Write the material out again, line by line, exactly as it is.

— Start Supplied information —

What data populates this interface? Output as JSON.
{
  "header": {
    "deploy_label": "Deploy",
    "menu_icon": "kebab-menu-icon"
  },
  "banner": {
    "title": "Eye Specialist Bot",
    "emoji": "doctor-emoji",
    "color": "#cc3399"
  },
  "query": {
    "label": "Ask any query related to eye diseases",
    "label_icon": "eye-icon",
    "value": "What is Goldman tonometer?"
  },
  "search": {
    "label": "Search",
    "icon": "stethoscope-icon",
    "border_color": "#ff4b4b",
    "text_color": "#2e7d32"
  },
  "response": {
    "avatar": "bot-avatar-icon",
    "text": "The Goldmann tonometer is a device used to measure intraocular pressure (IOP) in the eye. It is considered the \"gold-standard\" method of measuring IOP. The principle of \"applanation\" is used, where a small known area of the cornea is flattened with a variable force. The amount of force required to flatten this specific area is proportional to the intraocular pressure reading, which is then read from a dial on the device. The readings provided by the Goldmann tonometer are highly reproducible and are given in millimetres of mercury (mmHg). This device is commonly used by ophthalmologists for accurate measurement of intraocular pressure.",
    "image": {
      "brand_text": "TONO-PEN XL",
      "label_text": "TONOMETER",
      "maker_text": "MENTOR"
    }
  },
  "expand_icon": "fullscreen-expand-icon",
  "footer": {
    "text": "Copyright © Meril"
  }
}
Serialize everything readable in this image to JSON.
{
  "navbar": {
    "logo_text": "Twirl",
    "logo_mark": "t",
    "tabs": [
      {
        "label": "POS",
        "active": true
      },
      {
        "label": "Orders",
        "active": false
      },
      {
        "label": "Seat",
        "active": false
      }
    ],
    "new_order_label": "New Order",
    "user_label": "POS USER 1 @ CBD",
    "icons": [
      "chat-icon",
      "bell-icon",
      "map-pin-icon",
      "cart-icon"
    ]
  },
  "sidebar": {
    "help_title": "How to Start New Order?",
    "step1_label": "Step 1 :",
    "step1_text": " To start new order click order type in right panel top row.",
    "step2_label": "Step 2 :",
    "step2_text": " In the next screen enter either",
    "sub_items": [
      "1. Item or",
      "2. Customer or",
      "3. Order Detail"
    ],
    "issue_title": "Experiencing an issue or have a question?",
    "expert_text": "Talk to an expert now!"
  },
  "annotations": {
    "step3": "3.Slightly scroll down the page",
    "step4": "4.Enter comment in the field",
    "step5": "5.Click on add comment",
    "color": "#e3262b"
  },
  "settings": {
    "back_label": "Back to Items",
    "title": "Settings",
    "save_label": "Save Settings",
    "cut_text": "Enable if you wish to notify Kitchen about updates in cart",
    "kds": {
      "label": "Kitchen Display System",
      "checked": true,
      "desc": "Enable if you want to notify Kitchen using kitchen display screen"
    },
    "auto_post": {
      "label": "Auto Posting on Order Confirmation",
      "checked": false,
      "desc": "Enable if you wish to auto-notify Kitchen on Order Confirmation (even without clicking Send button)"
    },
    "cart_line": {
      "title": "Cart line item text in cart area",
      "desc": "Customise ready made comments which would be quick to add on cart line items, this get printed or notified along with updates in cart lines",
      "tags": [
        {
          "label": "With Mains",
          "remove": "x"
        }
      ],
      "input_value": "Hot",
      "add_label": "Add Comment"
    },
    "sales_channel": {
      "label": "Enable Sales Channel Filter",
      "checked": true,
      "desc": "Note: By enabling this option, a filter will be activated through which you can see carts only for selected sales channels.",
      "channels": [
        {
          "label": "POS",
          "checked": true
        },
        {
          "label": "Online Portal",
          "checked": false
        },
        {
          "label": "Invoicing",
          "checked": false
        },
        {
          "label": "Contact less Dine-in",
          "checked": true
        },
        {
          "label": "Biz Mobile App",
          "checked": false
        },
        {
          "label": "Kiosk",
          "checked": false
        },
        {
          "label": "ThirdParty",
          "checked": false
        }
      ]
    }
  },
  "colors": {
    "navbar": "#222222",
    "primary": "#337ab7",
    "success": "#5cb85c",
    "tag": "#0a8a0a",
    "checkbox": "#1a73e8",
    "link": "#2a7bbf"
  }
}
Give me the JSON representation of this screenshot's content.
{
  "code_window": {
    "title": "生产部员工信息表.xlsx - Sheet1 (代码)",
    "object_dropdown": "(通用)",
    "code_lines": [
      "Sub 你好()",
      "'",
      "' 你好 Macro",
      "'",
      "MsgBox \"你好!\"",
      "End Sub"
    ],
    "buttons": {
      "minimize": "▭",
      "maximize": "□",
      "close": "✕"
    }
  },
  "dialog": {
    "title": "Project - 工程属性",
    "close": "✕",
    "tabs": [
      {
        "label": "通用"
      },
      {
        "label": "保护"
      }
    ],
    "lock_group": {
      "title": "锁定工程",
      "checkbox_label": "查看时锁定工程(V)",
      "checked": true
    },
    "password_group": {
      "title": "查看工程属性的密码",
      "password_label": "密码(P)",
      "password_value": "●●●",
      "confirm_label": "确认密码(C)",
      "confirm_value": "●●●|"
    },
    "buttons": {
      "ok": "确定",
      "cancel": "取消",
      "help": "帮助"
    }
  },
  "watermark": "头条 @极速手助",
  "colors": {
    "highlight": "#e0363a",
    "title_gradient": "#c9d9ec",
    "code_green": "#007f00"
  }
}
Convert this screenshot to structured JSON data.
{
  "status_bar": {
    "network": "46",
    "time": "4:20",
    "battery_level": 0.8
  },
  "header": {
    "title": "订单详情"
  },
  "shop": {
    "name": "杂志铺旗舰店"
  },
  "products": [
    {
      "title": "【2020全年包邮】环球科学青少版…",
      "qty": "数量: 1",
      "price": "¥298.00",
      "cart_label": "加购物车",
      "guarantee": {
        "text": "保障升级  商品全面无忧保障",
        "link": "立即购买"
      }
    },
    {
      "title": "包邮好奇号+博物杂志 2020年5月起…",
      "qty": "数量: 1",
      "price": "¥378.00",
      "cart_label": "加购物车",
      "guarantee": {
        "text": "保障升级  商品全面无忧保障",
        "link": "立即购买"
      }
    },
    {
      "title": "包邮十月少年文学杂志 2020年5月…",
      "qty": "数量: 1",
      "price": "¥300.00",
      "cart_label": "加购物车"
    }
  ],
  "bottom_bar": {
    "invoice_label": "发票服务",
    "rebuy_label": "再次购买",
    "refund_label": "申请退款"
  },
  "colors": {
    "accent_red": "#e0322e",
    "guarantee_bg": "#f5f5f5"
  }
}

— End Supplied information —

Task output:
What data populates this interface? Output as JSON.
{
  "header": {
    "deploy_label": "Deploy",
    "menu_icon": "kebab-menu-icon"
  },
  "banner": {
    "title": "Eye Specialist Bot",
    "emoji": "doctor-emoji",
    "color": "#cc3399"
  },
  "query": {
    "label": "Ask any query related to eye diseases",
    "label_icon": "eye-icon",
    "value": "What is Goldman tonometer?"
  },
  "search": {
    "label": "Search",
    "icon": "stethoscope-icon",
    "border_color": "#ff4b4b",
    "text_color": "#2e7d32"
  },
  "response": {
    "avatar": "bot-avatar-icon",
    "text": "The Goldmann tonometer is a device used to measure intraocular pressure (IOP) in the eye. It is considered the \"gold-standard\" method of measuring IOP. The principle of \"applanation\" is used, where a small known area of the cornea is flattened with a variable force. The amount of force required to flatten this specific area is proportional to the intraocular pressure reading, which is then read from a dial on the device. The readings provided by the Goldmann tonometer are highly reproducible and are given in millimetres of mercury (mmHg). This device is commonly used by ophthalmologists for accurate measurement of intraocular pressure.",
    "image": {
      "brand_text": "TONO-PEN XL",
      "label_text": "TONOMETER",
      "maker_text": "MENTOR"
    }
  },
  "expand_icon": "fullscreen-expand-icon",
  "footer": {
    "text": "Copyright © Meril"
  }
}
Serialize everything readable in this image to JSON.
{
  "navbar": {
    "logo_text": "Twirl",
    "logo_mark": "t",
    "tabs": [
      {
        "label": "POS",
        "active": true
      },
      {
        "label": "Orders",
        "active": false
      },
      {
        "label": "Seat",
        "active": false
      }
    ],
    "new_order_label": "New Order",
    "user_label": "POS USER 1 @ CBD",
    "icons": [
      "chat-icon",
      "bell-icon",
      "map-pin-icon",
      "cart-icon"
    ]
  },
  "sidebar": {
    "help_title": "How to Start New Order?",
    "step1_label": "Step 1 :",
    "step1_text": " To start new order click order type in right panel top row.",
    "step2_label": "Step 2 :",
    "step2_text": " In the next screen enter either",
    "sub_items": [
      "1. Item or",
      "2. Customer or",
      "3. Order Detail"
    ],
    "issue_title": "Experiencing an issue or have a question?",
    "expert_text": "Talk to an expert now!"
  },
  "annotations": {
    "step3": "3.Slightly scroll down the page",
    "step4": "4.Enter comment in the field",
    "step5": "5.Click on add comment",
    "color": "#e3262b"
  },
  "settings": {
    "back_label": "Back to Items",
    "title": "Settings",
    "save_label": "Save Settings",
    "cut_text": "Enable if you wish to notify Kitchen about updates in cart",
    "kds": {
      "label": "Kitchen Display System",
      "checked": true,
      "desc": "Enable if you want to notify Kitchen using kitchen display screen"
    },
    "auto_post": {
      "label": "Auto Posting on Order Confirmation",
      "checked": false,
      "desc": "Enable if you wish to auto-notify Kitchen on Order Confirmation (even without clicking Send button)"
    },
    "cart_line": {
      "title": "Cart line item text in cart area",
      "desc": "Customise ready made comments which would be quick to add on cart line items, this get printed or notified along with updates in cart lines",
      "tags": [
        {
          "label": "With Mains",
          "remove": "x"
        }
      ],
      "input_value": "Hot",
      "add_label": "Add Comment"
    },
    "sales_channel": {
      "label": "Enable Sales Channel Filter",
      "checked": true,
      "desc": "Note: By enabling this option, a filter will be activated through which you can see carts only for selected sales channels.",
      "channels": [
        {
          "label": "POS",
          "checked": true
        },
        {
          "label": "Online Portal",
          "checked": false
        },
        {
          "label": "Invoicing",
          "checked": false
        },
        {
          "label": "Contact less Dine-in",
          "checked": true
        },
        {
          "label": "Biz Mobile App",
          "checked": false
        },
        {
          "label": "Kiosk",
          "checked": false
        },
        {
          "label": "ThirdParty",
          "checked": false
        }
      ]
    }
  },
  "colors": {
    "navbar": "#222222",
    "primary": "#337ab7",
    "success": "#5cb85c",
    "tag": "#0a8a0a",
    "checkbox": "#1a73e8",
    "link": "#2a7bbf"
  }
}
Give me the JSON representation of this screenshot's content.
{
  "code_window": {
    "title": "生产部员工信息表.xlsx - Sheet1 (代码)",
    "object_dropdown": "(通用)",
    "code_lines": [
      "Sub 你好()",
      "'",
      "' 你好 Macro",
      "'",
      "MsgBox \"你好!\"",
      "End Sub"
    ],
    "buttons": {
      "minimize": "▭",
      "maximize": "□",
      "close": "✕"
    }
  },
  "dialog": {
    "title": "Project - 工程属性",
    "close": "✕",
    "tabs": [
      {
        "label": "通用"
      },
      {
        "label": "保护"
      }
    ],
    "lock_group": {
      "title": "锁定工程",
      "checkbox_label": "查看时锁定工程(V)",
      "checked": true
    },
    "password_group": {
      "title": "查看工程属性的密码",
      "password_label": "密码(P)",
      "password_value": "●●●",
      "confirm_label": "确认密码(C)",
      "confirm_value": "●●●|"
    },
    "buttons": {
      "ok": "确定",
      "cancel": "取消",
      "help": "帮助"
    }
  },
  "watermark": "头条 @极速手助",
  "colors": {
    "highlight": "#e0363a",
    "title_gradient": "#c9d9ec",
    "code_green": "#007f00"
  }
}
Convert this screenshot to structured JSON data.
{
  "status_bar": {
    "network": "46",
    "time": "4:20",
    "battery_level": 0.8
  },
  "header": {
    "title": "订单详情"
  },
  "shop": {
    "name": "杂志铺旗舰店"
  },
  "products": [
    {
      "title": "【2020全年包邮】环球科学青少版…",
      "qty": "数量: 1",
      "price": "¥298.00",
      "cart_label": "加购物车",
      "guarantee": {
        "text": "保障升级  商品全面无忧保障",
        "link": "立即购买"
      }
    },
    {
      "title": "包邮好奇号+博物杂志 2020年5月起…",
      "qty": "数量: 1",
      "price": "¥378.00",
      "cart_label": "加购物车",
      "guarantee": {
        "text": "保障升级  商品全面无忧保障",
        "link": "立即购买"
      }
    },
    {
      "title": "包邮十月少年文学杂志 2020年5月…",
      "qty": "数量: 1",
      "price": "¥300.00",
      "cart_label": "加购物车"
    }
  ],
  "bottom_bar": {
    "invoice_label": "发票服务",
    "rebuy_label": "再次购买",
    "refund_label": "申请退款"
  },
  "colors": {
    "accent_red": "#e0322e",
    "guarantee_bg": "#f5f5f5"
  }
}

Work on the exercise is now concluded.